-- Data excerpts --
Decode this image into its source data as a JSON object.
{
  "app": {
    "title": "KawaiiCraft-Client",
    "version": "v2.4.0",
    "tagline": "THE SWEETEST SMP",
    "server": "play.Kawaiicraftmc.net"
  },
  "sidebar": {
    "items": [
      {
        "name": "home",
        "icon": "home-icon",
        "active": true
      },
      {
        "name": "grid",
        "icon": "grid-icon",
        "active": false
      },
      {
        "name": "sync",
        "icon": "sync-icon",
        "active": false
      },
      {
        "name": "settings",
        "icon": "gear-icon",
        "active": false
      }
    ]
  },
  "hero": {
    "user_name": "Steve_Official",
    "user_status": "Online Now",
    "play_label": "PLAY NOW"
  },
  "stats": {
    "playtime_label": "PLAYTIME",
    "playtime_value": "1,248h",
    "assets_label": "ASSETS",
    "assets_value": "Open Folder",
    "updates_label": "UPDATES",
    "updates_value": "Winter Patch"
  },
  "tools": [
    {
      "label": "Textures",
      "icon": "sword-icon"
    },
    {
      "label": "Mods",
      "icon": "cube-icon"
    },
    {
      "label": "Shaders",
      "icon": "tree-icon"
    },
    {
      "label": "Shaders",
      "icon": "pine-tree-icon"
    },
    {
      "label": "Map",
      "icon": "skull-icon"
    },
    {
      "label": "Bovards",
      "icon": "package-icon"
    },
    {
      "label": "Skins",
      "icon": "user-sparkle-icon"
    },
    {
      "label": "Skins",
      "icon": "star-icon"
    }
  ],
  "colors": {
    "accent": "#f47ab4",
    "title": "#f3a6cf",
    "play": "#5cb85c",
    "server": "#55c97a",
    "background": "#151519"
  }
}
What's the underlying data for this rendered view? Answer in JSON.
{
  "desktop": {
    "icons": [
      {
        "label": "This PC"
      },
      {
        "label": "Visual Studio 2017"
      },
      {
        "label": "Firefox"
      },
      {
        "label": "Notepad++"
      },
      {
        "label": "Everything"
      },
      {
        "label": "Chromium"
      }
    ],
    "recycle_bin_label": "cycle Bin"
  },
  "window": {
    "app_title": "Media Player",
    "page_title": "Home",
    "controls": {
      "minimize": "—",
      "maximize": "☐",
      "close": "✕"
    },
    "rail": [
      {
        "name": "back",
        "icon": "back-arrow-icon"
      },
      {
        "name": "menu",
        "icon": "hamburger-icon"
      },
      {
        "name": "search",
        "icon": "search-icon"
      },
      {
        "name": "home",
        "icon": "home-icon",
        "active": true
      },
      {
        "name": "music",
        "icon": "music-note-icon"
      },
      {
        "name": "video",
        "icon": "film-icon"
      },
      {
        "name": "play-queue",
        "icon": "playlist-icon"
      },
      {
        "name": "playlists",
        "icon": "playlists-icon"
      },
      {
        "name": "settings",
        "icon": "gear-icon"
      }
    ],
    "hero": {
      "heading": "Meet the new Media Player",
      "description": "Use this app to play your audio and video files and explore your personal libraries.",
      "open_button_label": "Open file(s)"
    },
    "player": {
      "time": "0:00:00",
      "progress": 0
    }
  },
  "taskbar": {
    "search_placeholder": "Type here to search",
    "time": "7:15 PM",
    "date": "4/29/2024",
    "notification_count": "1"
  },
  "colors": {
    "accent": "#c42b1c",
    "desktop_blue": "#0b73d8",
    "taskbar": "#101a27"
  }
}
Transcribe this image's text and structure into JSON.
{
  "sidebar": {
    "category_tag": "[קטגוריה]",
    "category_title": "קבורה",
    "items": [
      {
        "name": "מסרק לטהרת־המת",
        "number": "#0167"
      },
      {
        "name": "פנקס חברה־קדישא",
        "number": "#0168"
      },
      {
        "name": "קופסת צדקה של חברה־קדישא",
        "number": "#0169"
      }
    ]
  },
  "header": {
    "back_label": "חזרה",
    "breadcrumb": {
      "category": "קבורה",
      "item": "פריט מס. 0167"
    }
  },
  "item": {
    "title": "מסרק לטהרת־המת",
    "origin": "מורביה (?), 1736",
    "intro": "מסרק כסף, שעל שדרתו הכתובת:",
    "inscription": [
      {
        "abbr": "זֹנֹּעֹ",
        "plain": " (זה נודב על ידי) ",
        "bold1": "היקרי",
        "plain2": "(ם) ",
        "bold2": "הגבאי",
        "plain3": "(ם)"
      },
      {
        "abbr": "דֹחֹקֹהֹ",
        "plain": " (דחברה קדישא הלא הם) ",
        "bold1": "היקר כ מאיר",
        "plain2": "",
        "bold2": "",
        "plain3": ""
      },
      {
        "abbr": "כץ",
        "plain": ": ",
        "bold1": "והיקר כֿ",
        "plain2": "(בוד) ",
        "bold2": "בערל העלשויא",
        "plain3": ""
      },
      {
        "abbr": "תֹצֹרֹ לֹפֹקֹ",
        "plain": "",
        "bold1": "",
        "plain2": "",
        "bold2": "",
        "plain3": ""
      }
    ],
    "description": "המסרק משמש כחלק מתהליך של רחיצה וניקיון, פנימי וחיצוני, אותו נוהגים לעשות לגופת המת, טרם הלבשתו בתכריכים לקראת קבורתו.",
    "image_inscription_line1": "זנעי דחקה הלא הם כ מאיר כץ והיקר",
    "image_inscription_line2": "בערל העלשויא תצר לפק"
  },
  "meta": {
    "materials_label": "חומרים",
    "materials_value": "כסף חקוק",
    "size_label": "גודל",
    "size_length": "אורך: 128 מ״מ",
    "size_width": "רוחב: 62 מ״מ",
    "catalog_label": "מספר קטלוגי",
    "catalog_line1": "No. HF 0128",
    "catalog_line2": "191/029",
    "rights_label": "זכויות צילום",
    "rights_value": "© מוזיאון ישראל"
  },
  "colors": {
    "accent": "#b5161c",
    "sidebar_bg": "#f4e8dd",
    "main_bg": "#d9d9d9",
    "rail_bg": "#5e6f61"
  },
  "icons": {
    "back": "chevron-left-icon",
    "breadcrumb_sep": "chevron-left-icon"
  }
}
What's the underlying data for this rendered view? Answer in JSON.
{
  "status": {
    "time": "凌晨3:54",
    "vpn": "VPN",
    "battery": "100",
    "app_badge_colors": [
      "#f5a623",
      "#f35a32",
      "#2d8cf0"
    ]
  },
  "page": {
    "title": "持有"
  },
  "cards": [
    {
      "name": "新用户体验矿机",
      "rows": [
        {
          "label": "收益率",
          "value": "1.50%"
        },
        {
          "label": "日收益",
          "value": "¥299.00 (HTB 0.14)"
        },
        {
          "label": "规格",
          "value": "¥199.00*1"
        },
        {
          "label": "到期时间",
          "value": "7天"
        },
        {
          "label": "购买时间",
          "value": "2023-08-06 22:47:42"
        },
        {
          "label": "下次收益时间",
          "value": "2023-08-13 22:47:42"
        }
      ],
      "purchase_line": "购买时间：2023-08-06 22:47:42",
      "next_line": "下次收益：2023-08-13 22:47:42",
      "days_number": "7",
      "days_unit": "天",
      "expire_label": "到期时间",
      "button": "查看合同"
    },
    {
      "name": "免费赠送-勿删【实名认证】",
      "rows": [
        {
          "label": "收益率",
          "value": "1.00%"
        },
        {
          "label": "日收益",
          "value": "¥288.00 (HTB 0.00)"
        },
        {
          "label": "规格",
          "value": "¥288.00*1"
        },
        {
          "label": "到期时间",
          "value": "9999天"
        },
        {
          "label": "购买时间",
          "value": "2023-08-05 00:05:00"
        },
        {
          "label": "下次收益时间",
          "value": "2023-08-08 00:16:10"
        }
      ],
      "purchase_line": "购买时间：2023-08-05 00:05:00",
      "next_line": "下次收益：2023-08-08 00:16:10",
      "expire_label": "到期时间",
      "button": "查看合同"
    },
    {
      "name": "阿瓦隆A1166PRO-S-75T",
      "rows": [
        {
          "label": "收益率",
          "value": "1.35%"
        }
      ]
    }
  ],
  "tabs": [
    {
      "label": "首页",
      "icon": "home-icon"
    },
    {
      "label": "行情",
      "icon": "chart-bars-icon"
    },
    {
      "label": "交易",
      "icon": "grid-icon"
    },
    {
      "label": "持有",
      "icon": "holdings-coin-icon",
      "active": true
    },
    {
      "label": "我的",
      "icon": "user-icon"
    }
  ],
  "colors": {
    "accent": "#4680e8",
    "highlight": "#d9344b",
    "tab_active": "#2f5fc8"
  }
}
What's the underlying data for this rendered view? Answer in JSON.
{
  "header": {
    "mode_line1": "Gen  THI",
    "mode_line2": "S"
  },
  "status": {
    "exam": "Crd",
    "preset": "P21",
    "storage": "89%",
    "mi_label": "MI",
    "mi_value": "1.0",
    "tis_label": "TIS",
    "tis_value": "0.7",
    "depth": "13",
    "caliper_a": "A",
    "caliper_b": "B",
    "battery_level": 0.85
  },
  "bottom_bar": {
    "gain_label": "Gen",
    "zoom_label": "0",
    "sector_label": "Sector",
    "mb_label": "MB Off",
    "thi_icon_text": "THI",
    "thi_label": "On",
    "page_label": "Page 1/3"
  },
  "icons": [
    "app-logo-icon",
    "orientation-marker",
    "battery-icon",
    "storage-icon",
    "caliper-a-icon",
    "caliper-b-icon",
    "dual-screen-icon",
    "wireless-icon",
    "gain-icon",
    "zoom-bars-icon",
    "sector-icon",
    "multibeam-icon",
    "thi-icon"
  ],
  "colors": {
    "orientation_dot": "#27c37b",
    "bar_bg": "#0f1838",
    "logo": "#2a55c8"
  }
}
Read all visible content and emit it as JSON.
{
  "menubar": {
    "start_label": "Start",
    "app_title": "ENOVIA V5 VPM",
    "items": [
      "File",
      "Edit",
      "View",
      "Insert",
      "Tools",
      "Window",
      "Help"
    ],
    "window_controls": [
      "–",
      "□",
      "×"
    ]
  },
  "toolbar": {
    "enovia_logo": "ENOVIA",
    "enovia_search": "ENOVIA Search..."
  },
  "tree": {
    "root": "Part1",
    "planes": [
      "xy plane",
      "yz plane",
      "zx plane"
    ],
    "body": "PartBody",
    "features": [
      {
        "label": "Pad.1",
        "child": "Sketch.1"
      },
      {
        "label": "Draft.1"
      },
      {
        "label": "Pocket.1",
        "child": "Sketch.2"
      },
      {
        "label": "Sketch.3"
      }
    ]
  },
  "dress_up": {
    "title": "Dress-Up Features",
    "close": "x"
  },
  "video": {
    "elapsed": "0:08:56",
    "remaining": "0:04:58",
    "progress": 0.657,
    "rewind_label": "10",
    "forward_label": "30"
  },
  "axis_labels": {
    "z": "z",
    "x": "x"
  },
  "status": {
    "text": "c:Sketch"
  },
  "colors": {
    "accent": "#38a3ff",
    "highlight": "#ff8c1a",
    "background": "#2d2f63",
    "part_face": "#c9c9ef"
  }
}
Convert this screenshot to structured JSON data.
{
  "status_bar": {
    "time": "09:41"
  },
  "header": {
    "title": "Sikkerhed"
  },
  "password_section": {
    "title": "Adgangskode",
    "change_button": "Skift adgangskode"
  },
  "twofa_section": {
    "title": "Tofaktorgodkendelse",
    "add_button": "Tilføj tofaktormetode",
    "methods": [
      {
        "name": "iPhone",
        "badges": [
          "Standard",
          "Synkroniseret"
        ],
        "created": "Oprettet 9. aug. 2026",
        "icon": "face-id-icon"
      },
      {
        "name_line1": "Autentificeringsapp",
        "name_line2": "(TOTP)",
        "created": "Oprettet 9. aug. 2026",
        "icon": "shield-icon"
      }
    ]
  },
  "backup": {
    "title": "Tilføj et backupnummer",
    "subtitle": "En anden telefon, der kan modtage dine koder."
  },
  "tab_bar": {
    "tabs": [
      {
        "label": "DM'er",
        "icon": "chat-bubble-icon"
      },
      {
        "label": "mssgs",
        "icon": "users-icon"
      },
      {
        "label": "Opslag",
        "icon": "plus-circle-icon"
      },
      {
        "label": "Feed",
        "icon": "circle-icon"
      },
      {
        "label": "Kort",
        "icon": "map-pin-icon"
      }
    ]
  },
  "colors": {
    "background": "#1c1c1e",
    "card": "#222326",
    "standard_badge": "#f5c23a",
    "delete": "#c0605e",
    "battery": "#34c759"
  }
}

-- GOAL OF THE EXERCISE --
All lines that include "background" are to be gathered and copied.

-- RESPONSE BELOW --
    "background": "#151519"
    "background": "#2d2f63",
    "background": "#1c1c1e",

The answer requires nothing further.